All of the data below must be repeated exactly.
***
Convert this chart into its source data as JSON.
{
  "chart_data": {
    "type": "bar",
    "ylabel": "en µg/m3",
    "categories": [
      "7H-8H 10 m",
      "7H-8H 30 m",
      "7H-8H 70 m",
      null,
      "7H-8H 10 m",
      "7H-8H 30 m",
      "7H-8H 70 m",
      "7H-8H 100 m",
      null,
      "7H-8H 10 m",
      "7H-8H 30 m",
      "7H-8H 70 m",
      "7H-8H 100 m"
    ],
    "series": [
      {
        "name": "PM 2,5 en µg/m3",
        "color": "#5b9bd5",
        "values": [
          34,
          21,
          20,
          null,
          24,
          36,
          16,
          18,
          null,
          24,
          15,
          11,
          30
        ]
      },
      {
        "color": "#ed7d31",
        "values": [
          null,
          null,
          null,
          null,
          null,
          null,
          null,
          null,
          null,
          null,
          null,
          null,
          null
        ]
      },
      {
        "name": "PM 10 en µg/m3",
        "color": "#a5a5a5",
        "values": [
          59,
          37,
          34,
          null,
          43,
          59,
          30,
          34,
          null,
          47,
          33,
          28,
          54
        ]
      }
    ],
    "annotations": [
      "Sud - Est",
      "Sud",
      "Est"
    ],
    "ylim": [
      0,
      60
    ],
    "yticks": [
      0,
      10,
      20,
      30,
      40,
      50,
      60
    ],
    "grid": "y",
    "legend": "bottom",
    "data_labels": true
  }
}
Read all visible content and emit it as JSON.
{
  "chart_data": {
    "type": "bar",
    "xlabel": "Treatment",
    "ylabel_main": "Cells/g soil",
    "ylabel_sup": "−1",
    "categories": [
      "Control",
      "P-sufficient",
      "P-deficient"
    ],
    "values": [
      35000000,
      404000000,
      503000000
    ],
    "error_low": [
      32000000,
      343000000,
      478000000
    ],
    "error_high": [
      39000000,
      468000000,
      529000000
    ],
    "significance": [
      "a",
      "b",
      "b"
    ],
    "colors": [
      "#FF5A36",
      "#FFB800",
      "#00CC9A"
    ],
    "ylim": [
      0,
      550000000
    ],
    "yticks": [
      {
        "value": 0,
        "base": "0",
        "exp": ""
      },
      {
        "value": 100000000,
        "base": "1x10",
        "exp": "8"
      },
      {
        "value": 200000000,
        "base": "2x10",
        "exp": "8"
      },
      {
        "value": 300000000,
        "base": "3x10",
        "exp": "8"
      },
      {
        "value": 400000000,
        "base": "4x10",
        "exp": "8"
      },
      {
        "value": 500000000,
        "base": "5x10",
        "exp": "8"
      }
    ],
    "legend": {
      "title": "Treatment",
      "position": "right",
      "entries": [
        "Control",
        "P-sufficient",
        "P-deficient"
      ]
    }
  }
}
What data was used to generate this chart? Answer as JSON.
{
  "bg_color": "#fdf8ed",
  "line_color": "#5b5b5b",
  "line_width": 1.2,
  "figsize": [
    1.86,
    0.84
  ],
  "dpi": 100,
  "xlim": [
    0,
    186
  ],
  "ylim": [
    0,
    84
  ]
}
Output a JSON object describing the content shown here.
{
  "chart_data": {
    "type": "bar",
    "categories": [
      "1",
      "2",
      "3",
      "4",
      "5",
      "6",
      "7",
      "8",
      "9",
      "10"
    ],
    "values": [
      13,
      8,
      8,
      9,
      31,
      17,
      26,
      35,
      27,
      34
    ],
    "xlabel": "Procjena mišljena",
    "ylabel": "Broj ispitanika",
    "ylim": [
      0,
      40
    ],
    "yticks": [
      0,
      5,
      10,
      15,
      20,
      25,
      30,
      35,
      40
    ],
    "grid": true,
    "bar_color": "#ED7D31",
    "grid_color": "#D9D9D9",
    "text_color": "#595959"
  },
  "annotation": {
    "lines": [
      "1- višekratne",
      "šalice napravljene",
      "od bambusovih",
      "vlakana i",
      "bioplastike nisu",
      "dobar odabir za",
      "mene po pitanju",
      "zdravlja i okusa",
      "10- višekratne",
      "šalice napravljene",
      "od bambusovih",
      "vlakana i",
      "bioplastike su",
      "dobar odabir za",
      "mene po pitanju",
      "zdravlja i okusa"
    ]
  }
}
***
### FINISHED ANSWER
Convert this chart into its source data as JSON.
{
  "chart_data": {
    "type": "bar",
    "ylabel": "en µg/m3",
    "categories": [
      "7H-8H 10 m",
      "7H-8H 30 m",
      "7H-8H 70 m",
      null,
      "7H-8H 10 m",
      "7H-8H 30 m",
      "7H-8H 70 m",
      "7H-8H 100 m",
      null,
      "7H-8H 10 m",
      "7H-8H 30 m",
      "7H-8H 70 m",
      "7H-8H 100 m"
    ],
    "series": [
      {
        "name": "PM 2,5 en µg/m3",
        "color": "#5b9bd5",
        "values": [
          34,
          21,
          20,
          null,
          24,
          36,
          16,
          18,
          null,
          24,
          15,
          11,
          30
        ]
      },
      {
        "color": "#ed7d31",
        "values": [
          null,
          null,
          null,
          null,
          null,
          null,
          null,
          null,
          null,
          null,
          null,
          null,
          null
        ]
      },
      {
        "name": "PM 10 en µg/m3",
        "color": "#a5a5a5",
        "values": [
          59,
          37,
          34,
          null,
          43,
          59,
          30,
          34,
          null,
          47,
          33,
          28,
          54
        ]
      }
    ],
    "annotations": [
      "Sud - Est",
      "Sud",
      "Est"
    ],
    "ylim": [
      0,
      60
    ],
    "yticks": [
      0,
      10,
      20,
      30,
      40,
      50,
      60
    ],
    "grid": "y",
    "legend": "bottom",
    "data_labels": true
  }
}
Read all visible content and emit it as JSON.
{
  "chart_data": {
    "type": "bar",
    "xlabel": "Treatment",
    "ylabel_main": "Cells/g soil",
    "ylabel_sup": "−1",
    "categories": [
      "Control",
      "P-sufficient",
      "P-deficient"
    ],
    "values": [
      35000000,
      404000000,
      503000000
    ],
    "error_low": [
      32000000,
      343000000,
      478000000
    ],
    "error_high": [
      39000000,
      468000000,
      529000000
    ],
    "significance": [
      "a",
      "b",
      "b"
    ],
    "colors": [
      "#FF5A36",
      "#FFB800",
      "#00CC9A"
    ],
    "ylim": [
      0,
      550000000
    ],
    "yticks": [
      {
        "value": 0,
        "base": "0",
        "exp": ""
      },
      {
        "value": 100000000,
        "base": "1x10",
        "exp": "8"
      },
      {
        "value": 200000000,
        "base": "2x10",
        "exp": "8"
      },
      {
        "value": 300000000,
        "base": "3x10",
        "exp": "8"
      },
      {
        "value": 400000000,
        "base": "4x10",
        "exp": "8"
      },
      {
        "value": 500000000,
        "base": "5x10",
        "exp": "8"
      }
    ],
    "legend": {
      "title": "Treatment",
      "position": "right",
      "entries": [
        "Control",
        "P-sufficient",
        "P-deficient"
      ]
    }
  }
}
What data was used to generate this chart? Answer as JSON.
{
  "bg_color": "#fdf8ed",
  "line_color": "#5b5b5b",
  "line_width": 1.2,
  "figsize": [
    1.86,
    0.84
  ],
  "dpi": 100,
  "xlim": [
    0,
    186
  ],
  "ylim": [
    0,
    84
  ]
}
Output a JSON object describing the content shown here.
{
  "chart_data": {
    "type": "bar",
    "categories": [
      "1",
      "2",
      "3",
      "4",
      "5",
      "6",
      "7",
      "8",
      "9",
      "10"
    ],
    "values": [
      13,
      8,
      8,
      9,
      31,
      17,
      26,
      35,
      27,
      34
    ],
    "xlabel": "Procjena mišljena",
    "ylabel": "Broj ispitanika",
    "ylim": [
      0,
      40
    ],
    "yticks": [
      0,
      5,
      10,
      15,
      20,
      25,
      30,
      35,
      40
    ],
    "grid": true,
    "bar_color": "#ED7D31",
    "grid_color": "#D9D9D9",
    "text_color": "#595959"
  },
  "annotation": {
    "lines": [
      "1- višekratne",
      "šalice napravljene",
      "od bambusovih",
      "vlakana i",
      "bioplastike nisu",
      "dobar odabir za",
      "mene po pitanju",
      "zdravlja i okusa",
      "10- višekratne",
      "šalice napravljene",
      "od bambusovih",
      "vlakana i",
      "bioplastike su",
      "dobar odabir za",
      "mene po pitanju",
      "zdravlja i okusa"
    ]
  }
}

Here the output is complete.